(Dataset rows)
----------

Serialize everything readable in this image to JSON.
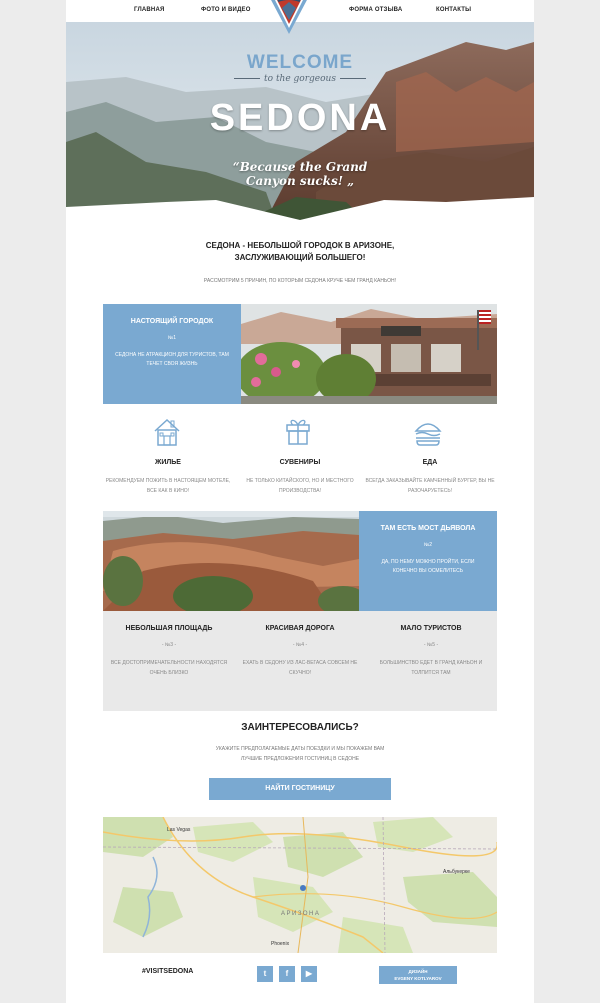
{
  "nav": {
    "home": "ГЛАВНАЯ",
    "photo": "ФОТО И ВИДЕО",
    "logo_text": "CITY OF SEDONA",
    "feedback": "ФОРМА ОТЗЫВА",
    "contacts": "КОНТАКТЫ"
  },
  "hero": {
    "welcome": "WELCOME",
    "subtitle": "to the gorgeous",
    "title": "SEDONA",
    "quote_line1": "“Because the Grand",
    "quote_line2": "Canyon sucks! „"
  },
  "intro": {
    "title": "СЕДОНА - НЕБОЛЬШОЙ ГОРОДОК В АРИЗОНЕ, ЗАСЛУЖИВАЮЩИЙ БОЛЬШЕГО!",
    "subtitle": "РАССМОТРИМ 5 ПРИЧИН, ПО КОТОРЫМ СЕДОНА КРУЧЕ ЧЕМ ГРАНД КАНЬОН!"
  },
  "reason1": {
    "title": "НАСТОЯЩИЙ ГОРОДОК",
    "number": "№1",
    "text": "СЕДОНА НЕ АТРАКЦИОН ДЛЯ ТУРИСТОВ, ТАМ ТЕЧЕТ СВОЯ ЖИЗНЬ"
  },
  "features": [
    {
      "icon": "house-icon",
      "title": "ЖИЛЬЕ",
      "text": "РЕКОМЕНДУЕМ ПОЖИТЬ В НАСТОЯЩЕМ МОТЕЛЕ, ВСЕ КАК В КИНО!"
    },
    {
      "icon": "gift-icon",
      "title": "СУВЕНИРЫ",
      "text": "НЕ ТОЛЬКО КИТАЙСКОГО, НО И МЕСТНОГО ПРОИЗВОДСТВА!"
    },
    {
      "icon": "burger-icon",
      "title": "ЕДА",
      "text": "ВСЕГДА ЗАКАЗЫВАЙТЕ КАМЧЕННЫЙ БУРГЕР, ВЫ НЕ РАЗОЧАРУЕТЕСЬ!"
    }
  ],
  "reason2": {
    "title": "ТАМ ЕСТЬ МОСТ ДЬЯВОЛА",
    "number": "№2",
    "text": "ДА, ПО НЕМУ МОЖНО ПРОЙТИ, ЕСЛИ КОНЕЧНО ВЫ ОСМЕЛИТЕСЬ"
  },
  "reasons_more": [
    {
      "title": "НЕБОЛЬШАЯ ПЛОЩАДЬ",
      "number": "- №3 -",
      "text": "ВСЕ ДОСТОПРИМЕЧАТЕЛЬНОСТИ НАХОДЯТСЯ ОЧЕНЬ БЛИЗКО"
    },
    {
      "title": "КРАСИВАЯ ДОРОГА",
      "number": "- №4 -",
      "text": "ЕХАТЬ В СЕДОНУ ИЗ ЛАС-ВЕГАСА СОВСЕМ НЕ СКУЧНО!"
    },
    {
      "title": "МАЛО ТУРИСТОВ",
      "number": "- №5 -",
      "text": "БОЛЬШИНСТВО ЕДЕТ В ГРАНД КАНЬОН И ТОЛПИТСЯ ТАМ"
    }
  ],
  "cta": {
    "title": "ЗАИНТЕРЕСОВАЛИСЬ?",
    "text": "УКАЖИТЕ ПРЕДПОЛАГАЕМЫЕ ДАТЫ ПОЕЗДКИ И МЫ ПОКАЖЕМ ВАМ ЛУЧШИЕ ПРЕДЛОЖЕНИЯ ГОСТИНИЦ В СЕДОНЕ",
    "button": "НАЙТИ ГОСТИНИЦУ"
  },
  "map": {
    "las_vegas": "Las Vegas",
    "arizona": "АРИЗОНА",
    "albuquerque": "Альбукерке",
    "phoenix": "Phoenix"
  },
  "footer": {
    "hashtag": "#VISITSEDONA",
    "twitter": "t",
    "facebook": "f",
    "youtube": "▶",
    "credit_line1": "ДИЗАЙН",
    "credit_line2": "EVGENY KOTLYAROV"
  },
  "colors": {
    "accent": "#7aa9d1",
    "gray_panel": "#e9e9e9"
  }
}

----------

▶ _WRITTEN TASK_
Leave out the pictures and copy everything else in the records word for word.

▶ _RESPONSE TO THE EXERCISE_
Serialize everything readable in this image to JSON.
{
  "nav": {
    "home": "ГЛАВНАЯ",
    "photo": "ФОТО И ВИДЕО",
    "logo_text": "CITY OF SEDONA",
    "feedback": "ФОРМА ОТЗЫВА",
    "contacts": "КОНТАКТЫ"
  },
  "hero": {
    "welcome": "WELCOME",
    "subtitle": "to the gorgeous",
    "title": "SEDONA",
    "quote_line1": "“Because the Grand",
    "quote_line2": "Canyon sucks! „"
  },
  "intro": {
    "title": "СЕДОНА - НЕБОЛЬШОЙ ГОРОДОК В АРИЗОНЕ, ЗАСЛУЖИВАЮЩИЙ БОЛЬШЕГО!",
    "subtitle": "РАССМОТРИМ 5 ПРИЧИН, ПО КОТОРЫМ СЕДОНА КРУЧЕ ЧЕМ ГРАНД КАНЬОН!"
  },
  "reason1": {
    "title": "НАСТОЯЩИЙ ГОРОДОК",
    "number": "№1",
    "text": "СЕДОНА НЕ АТРАКЦИОН ДЛЯ ТУРИСТОВ, ТАМ ТЕЧЕТ СВОЯ ЖИЗНЬ"
  },
  "features": [
    {
      "icon": "house-icon",
      "title": "ЖИЛЬЕ",
      "text": "РЕКОМЕНДУЕМ ПОЖИТЬ В НАСТОЯЩЕМ МОТЕЛЕ, ВСЕ КАК В КИНО!"
    },
    {
      "icon": "gift-icon",
      "title": "СУВЕНИРЫ",
      "text": "НЕ ТОЛЬКО КИТАЙСКОГО, НО И МЕСТНОГО ПРОИЗВОДСТВА!"
    },
    {
      "icon": "burger-icon",
      "title": "ЕДА",
      "text": "ВСЕГДА ЗАКАЗЫВАЙТЕ КАМЧЕННЫЙ БУРГЕР, ВЫ НЕ РАЗОЧАРУЕТЕСЬ!"
    }
  ],
  "reason2": {
    "title": "ТАМ ЕСТЬ МОСТ ДЬЯВОЛА",
    "number": "№2",
    "text": "ДА, ПО НЕМУ МОЖНО ПРОЙТИ, ЕСЛИ КОНЕЧНО ВЫ ОСМЕЛИТЕСЬ"
  },
  "reasons_more": [
    {
      "title": "НЕБОЛЬШАЯ ПЛОЩАДЬ",
      "number": "- №3 -",
      "text": "ВСЕ ДОСТОПРИМЕЧАТЕЛЬНОСТИ НАХОДЯТСЯ ОЧЕНЬ БЛИЗКО"
    },
    {
      "title": "КРАСИВАЯ ДОРОГА",
      "number": "- №4 -",
      "text": "ЕХАТЬ В СЕДОНУ ИЗ ЛАС-ВЕГАСА СОВСЕМ НЕ СКУЧНО!"
    },
    {
      "title": "МАЛО ТУРИСТОВ",
      "number": "- №5 -",
      "text": "БОЛЬШИНСТВО ЕДЕТ В ГРАНД КАНЬОН И ТОЛПИТСЯ ТАМ"
    }
  ],
  "cta": {
    "title": "ЗАИНТЕРЕСОВАЛИСЬ?",
    "text": "УКАЖИТЕ ПРЕДПОЛАГАЕМЫЕ ДАТЫ ПОЕЗДКИ И МЫ ПОКАЖЕМ ВАМ ЛУЧШИЕ ПРЕДЛОЖЕНИЯ ГОСТИНИЦ В СЕДОНЕ",
    "button": "НАЙТИ ГОСТИНИЦУ"
  },
  "map": {
    "las_vegas": "Las Vegas",
    "arizona": "АРИЗОНА",
    "albuquerque": "Альбукерке",
    "phoenix": "Phoenix"
  },
  "footer": {
    "hashtag": "#VISITSEDONA",
    "twitter": "t",
    "facebook": "f",
    "youtube": "▶",
    "credit_line1": "ДИЗАЙН",
    "credit_line2": "EVGENY KOTLYAROV"
  },
  "colors": {
    "accent": "#7aa9d1",
    "gray_panel": "#e9e9e9"
  }
}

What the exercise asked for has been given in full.